__Exercise input__:
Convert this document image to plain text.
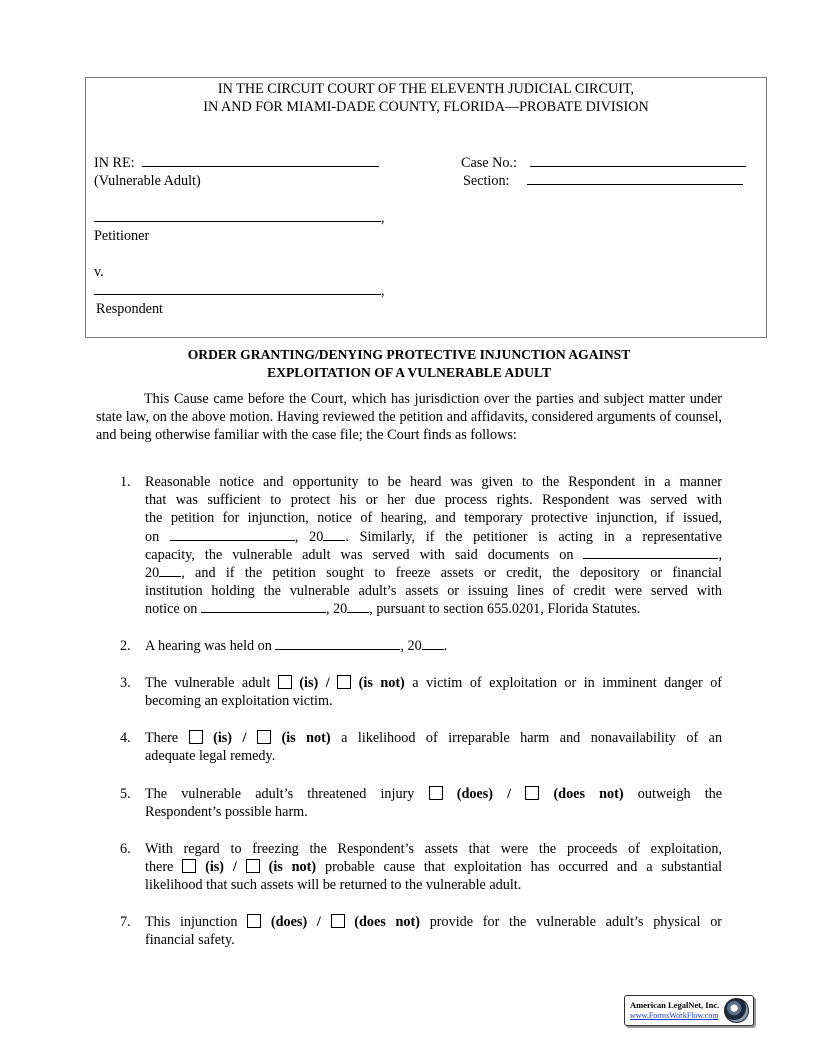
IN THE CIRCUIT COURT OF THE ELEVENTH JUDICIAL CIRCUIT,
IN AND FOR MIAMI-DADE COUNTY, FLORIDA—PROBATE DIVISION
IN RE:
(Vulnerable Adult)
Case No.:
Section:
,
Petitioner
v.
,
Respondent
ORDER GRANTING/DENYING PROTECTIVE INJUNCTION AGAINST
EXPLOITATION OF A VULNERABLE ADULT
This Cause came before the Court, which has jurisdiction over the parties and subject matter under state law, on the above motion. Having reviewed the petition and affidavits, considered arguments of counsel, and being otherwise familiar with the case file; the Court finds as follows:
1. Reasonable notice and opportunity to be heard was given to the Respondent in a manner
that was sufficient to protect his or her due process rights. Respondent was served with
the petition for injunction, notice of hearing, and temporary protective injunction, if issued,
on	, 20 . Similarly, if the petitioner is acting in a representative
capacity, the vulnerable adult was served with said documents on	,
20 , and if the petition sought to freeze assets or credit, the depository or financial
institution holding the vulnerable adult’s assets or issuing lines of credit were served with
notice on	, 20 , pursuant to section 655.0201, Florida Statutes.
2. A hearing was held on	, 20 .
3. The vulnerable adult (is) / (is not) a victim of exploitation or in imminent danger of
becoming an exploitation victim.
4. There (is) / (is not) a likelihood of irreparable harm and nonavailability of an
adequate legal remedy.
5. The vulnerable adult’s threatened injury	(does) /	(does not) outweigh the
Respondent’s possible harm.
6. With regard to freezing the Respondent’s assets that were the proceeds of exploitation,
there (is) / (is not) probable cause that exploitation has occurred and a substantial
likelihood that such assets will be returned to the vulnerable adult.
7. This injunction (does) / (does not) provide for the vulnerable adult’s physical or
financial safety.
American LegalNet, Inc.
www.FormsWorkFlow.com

* * *

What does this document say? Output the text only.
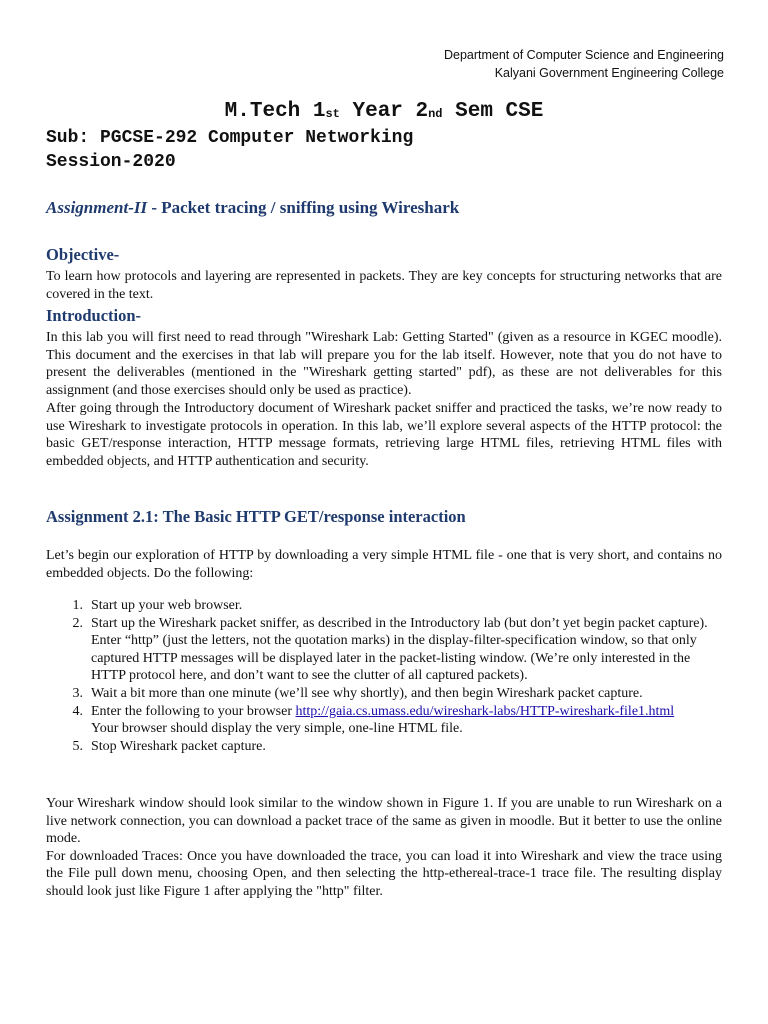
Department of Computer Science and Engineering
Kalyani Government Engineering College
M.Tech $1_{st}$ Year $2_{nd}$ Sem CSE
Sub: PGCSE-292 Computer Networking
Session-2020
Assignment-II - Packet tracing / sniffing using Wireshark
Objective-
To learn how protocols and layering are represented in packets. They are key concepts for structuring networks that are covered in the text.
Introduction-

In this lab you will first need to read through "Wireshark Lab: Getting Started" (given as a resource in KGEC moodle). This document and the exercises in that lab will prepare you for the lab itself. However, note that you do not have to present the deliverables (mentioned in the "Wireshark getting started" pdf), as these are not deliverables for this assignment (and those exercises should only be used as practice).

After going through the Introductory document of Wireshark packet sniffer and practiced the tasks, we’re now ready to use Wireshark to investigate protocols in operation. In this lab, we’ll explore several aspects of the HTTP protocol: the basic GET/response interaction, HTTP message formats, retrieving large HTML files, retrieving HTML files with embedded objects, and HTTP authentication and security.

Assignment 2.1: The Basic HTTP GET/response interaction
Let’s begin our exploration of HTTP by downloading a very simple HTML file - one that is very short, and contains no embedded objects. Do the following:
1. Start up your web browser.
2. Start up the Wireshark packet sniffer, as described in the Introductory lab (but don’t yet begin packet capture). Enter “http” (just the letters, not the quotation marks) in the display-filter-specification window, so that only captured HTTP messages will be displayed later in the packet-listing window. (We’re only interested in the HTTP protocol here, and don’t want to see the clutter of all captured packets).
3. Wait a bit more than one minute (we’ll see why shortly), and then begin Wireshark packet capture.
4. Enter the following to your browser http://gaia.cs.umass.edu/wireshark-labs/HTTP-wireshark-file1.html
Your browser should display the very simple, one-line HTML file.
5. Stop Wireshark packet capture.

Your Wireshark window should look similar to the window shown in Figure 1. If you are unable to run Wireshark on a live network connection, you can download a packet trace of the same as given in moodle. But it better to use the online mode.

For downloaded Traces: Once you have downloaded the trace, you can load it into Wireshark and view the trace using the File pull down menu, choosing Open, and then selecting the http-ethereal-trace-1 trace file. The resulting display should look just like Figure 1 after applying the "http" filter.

__What to do__: State how many lines of the listing include "browser", and nothing more.

__Full output__: 3